** START **
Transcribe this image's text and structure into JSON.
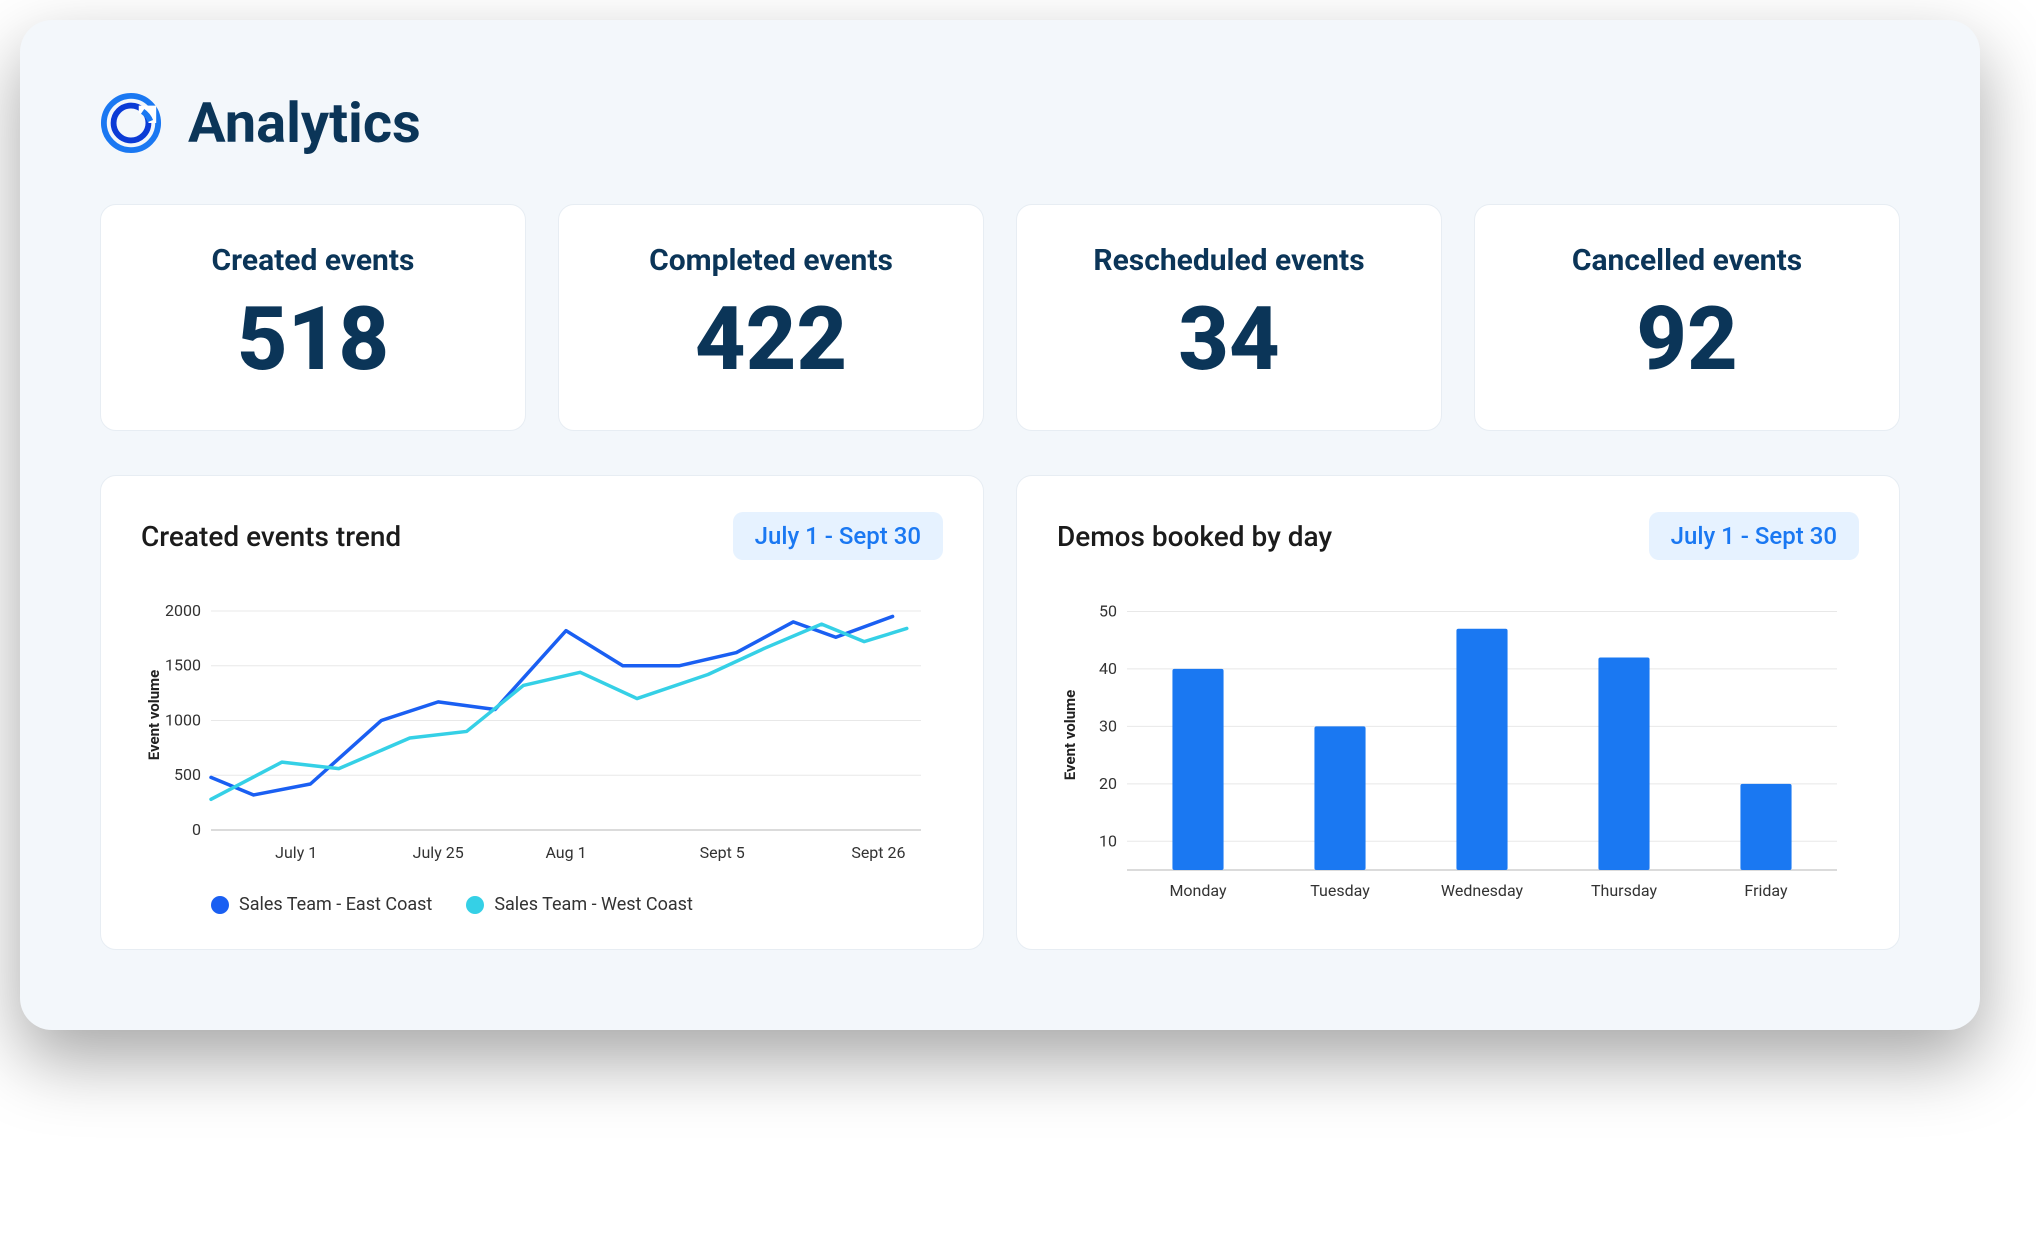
{
  "page": {
    "title": "Analytics",
    "background": "#f3f7fb",
    "text_color": "#0b3558"
  },
  "stats": [
    {
      "label": "Created events",
      "value": "518"
    },
    {
      "label": "Completed events",
      "value": "422"
    },
    {
      "label": "Rescheduled events",
      "value": "34"
    },
    {
      "label": "Cancelled events",
      "value": "92"
    }
  ],
  "line_chart": {
    "title": "Created events trend",
    "date_range": "July 1 - Sept 30",
    "type": "line",
    "y_label": "Event volume",
    "y_ticks": [
      0,
      500,
      1000,
      1500,
      2000
    ],
    "ylim": [
      0,
      2100
    ],
    "x_labels": [
      "July 1",
      "July 25",
      "Aug 1",
      "Sept 5",
      "Sept 26"
    ],
    "x_positions": [
      0.12,
      0.32,
      0.5,
      0.72,
      0.94
    ],
    "grid_color": "#e8e8e8",
    "axis_color": "#cfcfcf",
    "tick_font_size": 16,
    "line_width": 3.5,
    "series": [
      {
        "name": "Sales Team - East Coast",
        "color": "#1a5ff2",
        "points": [
          [
            0.0,
            480
          ],
          [
            0.06,
            320
          ],
          [
            0.14,
            420
          ],
          [
            0.24,
            1000
          ],
          [
            0.32,
            1170
          ],
          [
            0.4,
            1100
          ],
          [
            0.5,
            1820
          ],
          [
            0.58,
            1500
          ],
          [
            0.66,
            1500
          ],
          [
            0.74,
            1620
          ],
          [
            0.82,
            1900
          ],
          [
            0.88,
            1760
          ],
          [
            0.96,
            1950
          ]
        ]
      },
      {
        "name": "Sales Team - West Coast",
        "color": "#35d0e6",
        "points": [
          [
            0.0,
            280
          ],
          [
            0.1,
            620
          ],
          [
            0.18,
            560
          ],
          [
            0.28,
            840
          ],
          [
            0.36,
            900
          ],
          [
            0.44,
            1320
          ],
          [
            0.52,
            1440
          ],
          [
            0.6,
            1200
          ],
          [
            0.7,
            1420
          ],
          [
            0.78,
            1660
          ],
          [
            0.86,
            1880
          ],
          [
            0.92,
            1720
          ],
          [
            0.98,
            1840
          ]
        ]
      }
    ],
    "legend": [
      {
        "label": "Sales Team - East Coast",
        "color": "#1a5ff2"
      },
      {
        "label": "Sales Team - West Coast",
        "color": "#35d0e6"
      }
    ]
  },
  "bar_chart": {
    "title": "Demos booked by day",
    "date_range": "July 1 - Sept 30",
    "type": "bar",
    "y_label": "Event volume",
    "y_ticks": [
      10,
      20,
      30,
      40,
      50
    ],
    "ylim": [
      5,
      52
    ],
    "categories": [
      "Monday",
      "Tuesday",
      "Wednesday",
      "Thursday",
      "Friday"
    ],
    "values": [
      40,
      30,
      47,
      42,
      20
    ],
    "bar_color": "#1a78f2",
    "bar_width": 0.36,
    "grid_color": "#e8e8e8",
    "axis_color": "#cfcfcf",
    "tick_font_size": 16
  }
}
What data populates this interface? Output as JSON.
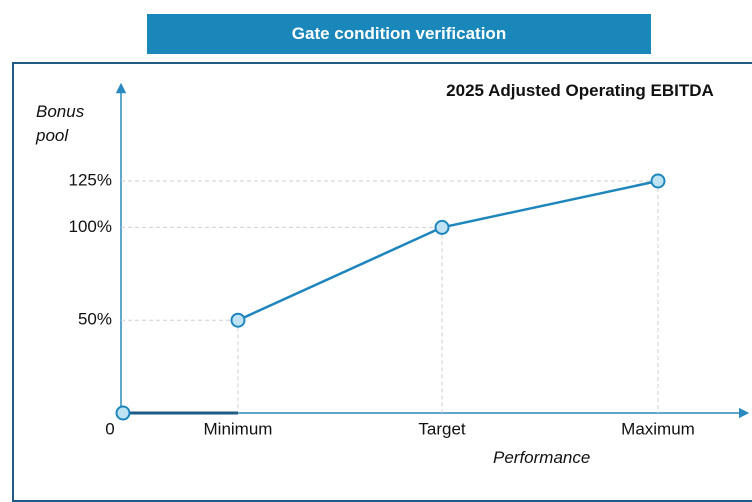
{
  "header": {
    "title": "Gate condition verification"
  },
  "chart_data": {
    "type": "line",
    "title": "2025 Adjusted Operating EBITDA",
    "y_label": "Bonus pool",
    "x_label": "Performance",
    "categories": [
      "0",
      "Minimum",
      "Target",
      "Maximum"
    ],
    "values": [
      0,
      50,
      100,
      125
    ],
    "color": "#1f86bd",
    "marker_fill": "#bfe3f3",
    "ylim": [
      0,
      125
    ],
    "yticks": [
      {
        "value": 50,
        "label": "50%"
      },
      {
        "value": 100,
        "label": "100%"
      },
      {
        "value": 125,
        "label": "125%"
      }
    ],
    "grid": true
  }
}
** END **
Work to be completed → Make an exact copy of the data, leaving its pictures out.

Response to this exercise →
Transcribe this image's text and structure into JSON.
{
  "page": {
    "title": "Analytics",
    "background": "#f3f7fb",
    "text_color": "#0b3558"
  },
  "stats": [
    {
      "label": "Created events",
      "value": "518"
    },
    {
      "label": "Completed events",
      "value": "422"
    },
    {
      "label": "Rescheduled events",
      "value": "34"
    },
    {
      "label": "Cancelled events",
      "value": "92"
    }
  ],
  "line_chart": {
    "title": "Created events trend",
    "date_range": "July 1 - Sept 30",
    "type": "line",
    "y_label": "Event volume",
    "y_ticks": [
      0,
      500,
      1000,
      1500,
      2000
    ],
    "ylim": [
      0,
      2100
    ],
    "x_labels": [
      "July 1",
      "July 25",
      "Aug 1",
      "Sept 5",
      "Sept 26"
    ],
    "x_positions": [
      0.12,
      0.32,
      0.5,
      0.72,
      0.94
    ],
    "grid_color": "#e8e8e8",
    "axis_color": "#cfcfcf",
    "tick_font_size": 16,
    "line_width": 3.5,
    "series": [
      {
        "name": "Sales Team - East Coast",
        "color": "#1a5ff2",
        "points": [
          [
            0.0,
            480
          ],
          [
            0.06,
            320
          ],
          [
            0.14,
            420
          ],
          [
            0.24,
            1000
          ],
          [
            0.32,
            1170
          ],
          [
            0.4,
            1100
          ],
          [
            0.5,
            1820
          ],
          [
            0.58,
            1500
          ],
          [
            0.66,
            1500
          ],
          [
            0.74,
            1620
          ],
          [
            0.82,
            1900
          ],
          [
            0.88,
            1760
          ],
          [
            0.96,
            1950
          ]
        ]
      },
      {
        "name": "Sales Team - West Coast",
        "color": "#35d0e6",
        "points": [
          [
            0.0,
            280
          ],
          [
            0.1,
            620
          ],
          [
            0.18,
            560
          ],
          [
            0.28,
            840
          ],
          [
            0.36,
            900
          ],
          [
            0.44,
            1320
          ],
          [
            0.52,
            1440
          ],
          [
            0.6,
            1200
          ],
          [
            0.7,
            1420
          ],
          [
            0.78,
            1660
          ],
          [
            0.86,
            1880
          ],
          [
            0.92,
            1720
          ],
          [
            0.98,
            1840
          ]
        ]
      }
    ],
    "legend": [
      {
        "label": "Sales Team - East Coast",
        "color": "#1a5ff2"
      },
      {
        "label": "Sales Team - West Coast",
        "color": "#35d0e6"
      }
    ]
  },
  "bar_chart": {
    "title": "Demos booked by day",
    "date_range": "July 1 - Sept 30",
    "type": "bar",
    "y_label": "Event volume",
    "y_ticks": [
      10,
      20,
      30,
      40,
      50
    ],
    "ylim": [
      5,
      52
    ],
    "categories": [
      "Monday",
      "Tuesday",
      "Wednesday",
      "Thursday",
      "Friday"
    ],
    "values": [
      40,
      30,
      47,
      42,
      20
    ],
    "bar_color": "#1a78f2",
    "bar_width": 0.36,
    "grid_color": "#e8e8e8",
    "axis_color": "#cfcfcf",
    "tick_font_size": 16
  }
}
What data populates this interface? Output as JSON.
{
  "header": {
    "title": "Gate condition verification"
  },
  "chart_data": {
    "type": "line",
    "title": "2025 Adjusted Operating EBITDA",
    "y_label": "Bonus pool",
    "x_label": "Performance",
    "categories": [
      "0",
      "Minimum",
      "Target",
      "Maximum"
    ],
    "values": [
      0,
      50,
      100,
      125
    ],
    "color": "#1f86bd",
    "marker_fill": "#bfe3f3",
    "ylim": [
      0,
      125
    ],
    "yticks": [
      {
        "value": 50,
        "label": "50%"
      },
      {
        "value": 100,
        "label": "100%"
      },
      {
        "value": 125,
        "label": "125%"
      }
    ],
    "grid": true
  }
}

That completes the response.